What you will do: Transcribe the records below exactly as they appear, omitting any pictures.

Records from a collection:
+++++
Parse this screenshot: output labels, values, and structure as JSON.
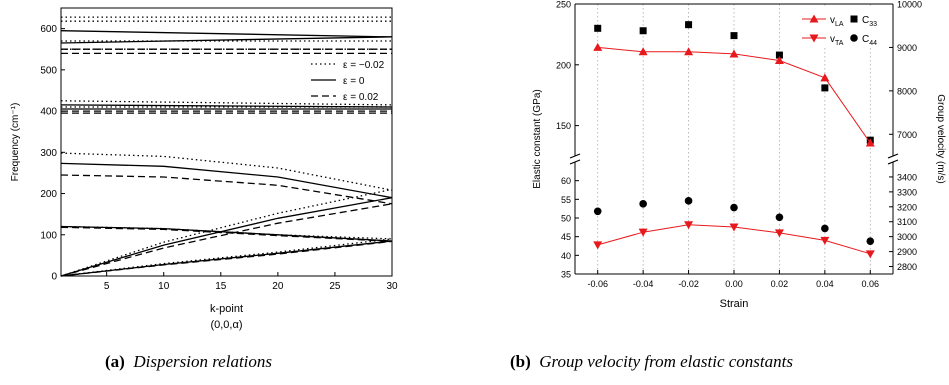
{
  "captions": {
    "a": {
      "label": "(a)",
      "text": "Dispersion relations"
    },
    "b": {
      "label": "(b)",
      "text": "Group velocity from elastic constants"
    }
  },
  "chart_data": [
    {
      "type": "line",
      "ylabel": "Frequency (cm⁻¹)",
      "xlabel": "k-point",
      "xlabel2": "(0,0,α)",
      "xlim": [
        1,
        30
      ],
      "ylim": [
        0,
        650
      ],
      "xticks": [
        5,
        10,
        15,
        20,
        25,
        30
      ],
      "yticks": [
        0,
        100,
        200,
        300,
        400,
        500,
        600
      ],
      "legend": {
        "placement": "right",
        "entries": [
          {
            "label": "ε = −0.02",
            "style": "dotted"
          },
          {
            "label": "ε = 0",
            "style": "solid"
          },
          {
            "label": "ε = 0.02",
            "style": "dashed"
          }
        ]
      },
      "series": [
        {
          "strain": "-0.02",
          "style": "dotted",
          "bands": [
            {
              "x": [
                1,
                30
              ],
              "y": [
                628,
                628
              ]
            },
            {
              "x": [
                1,
                30
              ],
              "y": [
                618,
                618
              ]
            },
            {
              "x": [
                1,
                30
              ],
              "y": [
                570,
                570
              ]
            },
            {
              "x": [
                1,
                30
              ],
              "y": [
                550,
                550
              ]
            },
            {
              "x": [
                1,
                30
              ],
              "y": [
                425,
                415
              ]
            },
            {
              "x": [
                1,
                30
              ],
              "y": [
                410,
                410
              ]
            },
            {
              "x": [
                1,
                10,
                20,
                30
              ],
              "y": [
                298,
                290,
                262,
                208
              ]
            },
            {
              "x": [
                1,
                10,
                20,
                30
              ],
              "y": [
                120,
                115,
                100,
                90
              ]
            },
            {
              "x": [
                1,
                10,
                20,
                30
              ],
              "y": [
                0,
                82,
                152,
                210
              ]
            },
            {
              "x": [
                1,
                10,
                20,
                30
              ],
              "y": [
                0,
                30,
                58,
                90
              ]
            }
          ]
        },
        {
          "strain": "0",
          "style": "solid",
          "bands": [
            {
              "x": [
                1,
                30
              ],
              "y": [
                595,
                580
              ]
            },
            {
              "x": [
                1,
                30
              ],
              "y": [
                565,
                580
              ]
            },
            {
              "x": [
                1,
                30
              ],
              "y": [
                415,
                410
              ]
            },
            {
              "x": [
                1,
                30
              ],
              "y": [
                405,
                405
              ]
            },
            {
              "x": [
                1,
                10,
                20,
                30
              ],
              "y": [
                273,
                266,
                240,
                190
              ]
            },
            {
              "x": [
                1,
                10,
                20,
                30
              ],
              "y": [
                120,
                115,
                100,
                85
              ]
            },
            {
              "x": [
                1,
                10,
                20,
                30
              ],
              "y": [
                0,
                75,
                140,
                190
              ]
            },
            {
              "x": [
                1,
                10,
                20,
                30
              ],
              "y": [
                0,
                28,
                55,
                85
              ]
            }
          ]
        },
        {
          "strain": "0.02",
          "style": "dashed",
          "bands": [
            {
              "x": [
                1,
                30
              ],
              "y": [
                550,
                550
              ]
            },
            {
              "x": [
                1,
                30
              ],
              "y": [
                540,
                540
              ]
            },
            {
              "x": [
                1,
                30
              ],
              "y": [
                400,
                400
              ]
            },
            {
              "x": [
                1,
                30
              ],
              "y": [
                395,
                395
              ]
            },
            {
              "x": [
                1,
                10,
                20,
                30
              ],
              "y": [
                245,
                240,
                220,
                175
              ]
            },
            {
              "x": [
                1,
                10,
                20,
                30
              ],
              "y": [
                118,
                113,
                98,
                84
              ]
            },
            {
              "x": [
                1,
                10,
                20,
                30
              ],
              "y": [
                0,
                68,
                128,
                175
              ]
            },
            {
              "x": [
                1,
                10,
                20,
                30
              ],
              "y": [
                0,
                27,
                53,
                84
              ]
            }
          ]
        }
      ]
    },
    {
      "type": "scatter",
      "xlabel": "Strain",
      "ylabel": "Elastic constant (GPa)",
      "y2label": "Group velocity (m/s)",
      "x": [
        -0.06,
        -0.04,
        -0.02,
        0.0,
        0.02,
        0.04,
        0.06
      ],
      "xticks": [
        -0.06,
        -0.04,
        -0.02,
        0.0,
        0.02,
        0.04,
        0.06
      ],
      "xtick_labels": [
        "-0.06",
        "-0.04",
        "-0.02",
        "0.00",
        "0.02",
        "0.04",
        "0.06"
      ],
      "ylim_lower": [
        35,
        65
      ],
      "ylim_upper": [
        125,
        250
      ],
      "yticks_lower": [
        35,
        40,
        45,
        50,
        55,
        60
      ],
      "yticks_upper": [
        150,
        200,
        250
      ],
      "y2lim_lower": [
        2750,
        3500
      ],
      "y2lim_upper": [
        6500,
        10000
      ],
      "y2ticks_lower": [
        2800,
        2900,
        3000,
        3100,
        3200,
        3300,
        3400
      ],
      "y2ticks_upper": [
        7000,
        8000,
        9000,
        10000
      ],
      "grid": "vertical dotted",
      "legend": {
        "placement": "top-right",
        "entries": [
          {
            "key": "vLA",
            "base": "v",
            "sub": "LA"
          },
          {
            "key": "C33",
            "base": "C",
            "sub": "33"
          },
          {
            "key": "vTA",
            "base": "v",
            "sub": "TA"
          },
          {
            "key": "C44",
            "base": "C",
            "sub": "44"
          }
        ]
      },
      "series": [
        {
          "key": "C33",
          "axis": "left",
          "marker": "square",
          "color": "#000000",
          "values": [
            230,
            228,
            233,
            224,
            208,
            181,
            138
          ]
        },
        {
          "key": "vLA",
          "axis": "right",
          "marker": "triangle-up",
          "color": "#e8191d",
          "values": [
            9000,
            8900,
            8900,
            8850,
            8700,
            8300,
            6800
          ]
        },
        {
          "key": "C44",
          "axis": "left",
          "marker": "circle",
          "color": "#000000",
          "values": [
            51.8,
            53.8,
            54.6,
            52.8,
            50.2,
            47.2,
            43.8
          ]
        },
        {
          "key": "vTA",
          "axis": "right",
          "marker": "triangle-down",
          "color": "#e8191d",
          "values": [
            2945,
            3030,
            3080,
            3065,
            3025,
            2975,
            2885
          ]
        }
      ]
    }
  ]
}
+++++
Written solution:
Parse this screenshot: output labels, values, and structure as JSON.
{
  "captions": {
    "a": {
      "label": "(a)",
      "text": "Dispersion relations"
    },
    "b": {
      "label": "(b)",
      "text": "Group velocity from elastic constants"
    }
  },
  "chart_data": [
    {
      "type": "line",
      "ylabel": "Frequency (cm⁻¹)",
      "xlabel": "k-point",
      "xlabel2": "(0,0,α)",
      "xlim": [
        1,
        30
      ],
      "ylim": [
        0,
        650
      ],
      "xticks": [
        5,
        10,
        15,
        20,
        25,
        30
      ],
      "yticks": [
        0,
        100,
        200,
        300,
        400,
        500,
        600
      ],
      "legend": {
        "placement": "right",
        "entries": [
          {
            "label": "ε = −0.02",
            "style": "dotted"
          },
          {
            "label": "ε = 0",
            "style": "solid"
          },
          {
            "label": "ε = 0.02",
            "style": "dashed"
          }
        ]
      },
      "series": [
        {
          "strain": "-0.02",
          "style": "dotted",
          "bands": [
            {
              "x": [
                1,
                30
              ],
              "y": [
                628,
                628
              ]
            },
            {
              "x": [
                1,
                30
              ],
              "y": [
                618,
                618
              ]
            },
            {
              "x": [
                1,
                30
              ],
              "y": [
                570,
                570
              ]
            },
            {
              "x": [
                1,
                30
              ],
              "y": [
                550,
                550
              ]
            },
            {
              "x": [
                1,
                30
              ],
              "y": [
                425,
                415
              ]
            },
            {
              "x": [
                1,
                30
              ],
              "y": [
                410,
                410
              ]
            },
            {
              "x": [
                1,
                10,
                20,
                30
              ],
              "y": [
                298,
                290,
                262,
                208
              ]
            },
            {
              "x": [
                1,
                10,
                20,
                30
              ],
              "y": [
                120,
                115,
                100,
                90
              ]
            },
            {
              "x": [
                1,
                10,
                20,
                30
              ],
              "y": [
                0,
                82,
                152,
                210
              ]
            },
            {
              "x": [
                1,
                10,
                20,
                30
              ],
              "y": [
                0,
                30,
                58,
                90
              ]
            }
          ]
        },
        {
          "strain": "0",
          "style": "solid",
          "bands": [
            {
              "x": [
                1,
                30
              ],
              "y": [
                595,
                580
              ]
            },
            {
              "x": [
                1,
                30
              ],
              "y": [
                565,
                580
              ]
            },
            {
              "x": [
                1,
                30
              ],
              "y": [
                415,
                410
              ]
            },
            {
              "x": [
                1,
                30
              ],
              "y": [
                405,
                405
              ]
            },
            {
              "x": [
                1,
                10,
                20,
                30
              ],
              "y": [
                273,
                266,
                240,
                190
              ]
            },
            {
              "x": [
                1,
                10,
                20,
                30
              ],
              "y": [
                120,
                115,
                100,
                85
              ]
            },
            {
              "x": [
                1,
                10,
                20,
                30
              ],
              "y": [
                0,
                75,
                140,
                190
              ]
            },
            {
              "x": [
                1,
                10,
                20,
                30
              ],
              "y": [
                0,
                28,
                55,
                85
              ]
            }
          ]
        },
        {
          "strain": "0.02",
          "style": "dashed",
          "bands": [
            {
              "x": [
                1,
                30
              ],
              "y": [
                550,
                550
              ]
            },
            {
              "x": [
                1,
                30
              ],
              "y": [
                540,
                540
              ]
            },
            {
              "x": [
                1,
                30
              ],
              "y": [
                400,
                400
              ]
            },
            {
              "x": [
                1,
                30
              ],
              "y": [
                395,
                395
              ]
            },
            {
              "x": [
                1,
                10,
                20,
                30
              ],
              "y": [
                245,
                240,
                220,
                175
              ]
            },
            {
              "x": [
                1,
                10,
                20,
                30
              ],
              "y": [
                118,
                113,
                98,
                84
              ]
            },
            {
              "x": [
                1,
                10,
                20,
                30
              ],
              "y": [
                0,
                68,
                128,
                175
              ]
            },
            {
              "x": [
                1,
                10,
                20,
                30
              ],
              "y": [
                0,
                27,
                53,
                84
              ]
            }
          ]
        }
      ]
    },
    {
      "type": "scatter",
      "xlabel": "Strain",
      "ylabel": "Elastic constant (GPa)",
      "y2label": "Group velocity (m/s)",
      "x": [
        -0.06,
        -0.04,
        -0.02,
        0.0,
        0.02,
        0.04,
        0.06
      ],
      "xticks": [
        -0.06,
        -0.04,
        -0.02,
        0.0,
        0.02,
        0.04,
        0.06
      ],
      "xtick_labels": [
        "-0.06",
        "-0.04",
        "-0.02",
        "0.00",
        "0.02",
        "0.04",
        "0.06"
      ],
      "ylim_lower": [
        35,
        65
      ],
      "ylim_upper": [
        125,
        250
      ],
      "yticks_lower": [
        35,
        40,
        45,
        50,
        55,
        60
      ],
      "yticks_upper": [
        150,
        200,
        250
      ],
      "y2lim_lower": [
        2750,
        3500
      ],
      "y2lim_upper": [
        6500,
        10000
      ],
      "y2ticks_lower": [
        2800,
        2900,
        3000,
        3100,
        3200,
        3300,
        3400
      ],
      "y2ticks_upper": [
        7000,
        8000,
        9000,
        10000
      ],
      "grid": "vertical dotted",
      "legend": {
        "placement": "top-right",
        "entries": [
          {
            "key": "vLA",
            "base": "v",
            "sub": "LA"
          },
          {
            "key": "C33",
            "base": "C",
            "sub": "33"
          },
          {
            "key": "vTA",
            "base": "v",
            "sub": "TA"
          },
          {
            "key": "C44",
            "base": "C",
            "sub": "44"
          }
        ]
      },
      "series": [
        {
          "key": "C33",
          "axis": "left",
          "marker": "square",
          "color": "#000000",
          "values": [
            230,
            228,
            233,
            224,
            208,
            181,
            138
          ]
        },
        {
          "key": "vLA",
          "axis": "right",
          "marker": "triangle-up",
          "color": "#e8191d",
          "values": [
            9000,
            8900,
            8900,
            8850,
            8700,
            8300,
            6800
          ]
        },
        {
          "key": "C44",
          "axis": "left",
          "marker": "circle",
          "color": "#000000",
          "values": [
            51.8,
            53.8,
            54.6,
            52.8,
            50.2,
            47.2,
            43.8
          ]
        },
        {
          "key": "vTA",
          "axis": "right",
          "marker": "triangle-down",
          "color": "#e8191d",
          "values": [
            2945,
            3030,
            3080,
            3065,
            3025,
            2975,
            2885
          ]
        }
      ]
    }
  ]
}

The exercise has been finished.